Data excerpts
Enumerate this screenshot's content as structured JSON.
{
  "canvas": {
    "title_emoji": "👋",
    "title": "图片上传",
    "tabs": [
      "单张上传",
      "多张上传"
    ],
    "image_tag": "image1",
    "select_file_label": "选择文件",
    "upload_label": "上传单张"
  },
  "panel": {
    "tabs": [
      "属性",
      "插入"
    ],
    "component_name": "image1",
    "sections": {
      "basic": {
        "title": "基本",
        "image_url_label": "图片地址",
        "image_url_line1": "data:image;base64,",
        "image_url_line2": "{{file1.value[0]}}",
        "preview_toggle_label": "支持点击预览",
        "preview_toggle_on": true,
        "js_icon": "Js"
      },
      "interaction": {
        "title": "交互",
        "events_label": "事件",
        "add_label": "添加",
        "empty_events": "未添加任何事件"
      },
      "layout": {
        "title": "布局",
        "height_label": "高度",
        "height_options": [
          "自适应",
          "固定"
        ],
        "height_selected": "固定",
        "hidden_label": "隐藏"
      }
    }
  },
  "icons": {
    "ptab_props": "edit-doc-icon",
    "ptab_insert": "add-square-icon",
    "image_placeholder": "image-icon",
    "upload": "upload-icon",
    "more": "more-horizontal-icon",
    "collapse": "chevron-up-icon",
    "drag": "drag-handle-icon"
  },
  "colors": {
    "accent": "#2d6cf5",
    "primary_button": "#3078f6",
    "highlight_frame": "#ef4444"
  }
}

> _What needs to be done_
Reproduce the records word for word.

> _Reply to the task_
Enumerate this screenshot's content as structured JSON.
{
  "canvas": {
    "title_emoji": "👋",
    "title": "图片上传",
    "tabs": [
      "单张上传",
      "多张上传"
    ],
    "image_tag": "image1",
    "select_file_label": "选择文件",
    "upload_label": "上传单张"
  },
  "panel": {
    "tabs": [
      "属性",
      "插入"
    ],
    "component_name": "image1",
    "sections": {
      "basic": {
        "title": "基本",
        "image_url_label": "图片地址",
        "image_url_line1": "data:image;base64,",
        "image_url_line2": "{{file1.value[0]}}",
        "preview_toggle_label": "支持点击预览",
        "preview_toggle_on": true,
        "js_icon": "Js"
      },
      "interaction": {
        "title": "交互",
        "events_label": "事件",
        "add_label": "添加",
        "empty_events": "未添加任何事件"
      },
      "layout": {
        "title": "布局",
        "height_label": "高度",
        "height_options": [
          "自适应",
          "固定"
        ],
        "height_selected": "固定",
        "hidden_label": "隐藏"
      }
    }
  },
  "icons": {
    "ptab_props": "edit-doc-icon",
    "ptab_insert": "add-square-icon",
    "image_placeholder": "image-icon",
    "upload": "upload-icon",
    "more": "more-horizontal-icon",
    "collapse": "chevron-up-icon",
    "drag": "drag-handle-icon"
  },
  "colors": {
    "accent": "#2d6cf5",
    "primary_button": "#3078f6",
    "highlight_frame": "#ef4444"
  }
}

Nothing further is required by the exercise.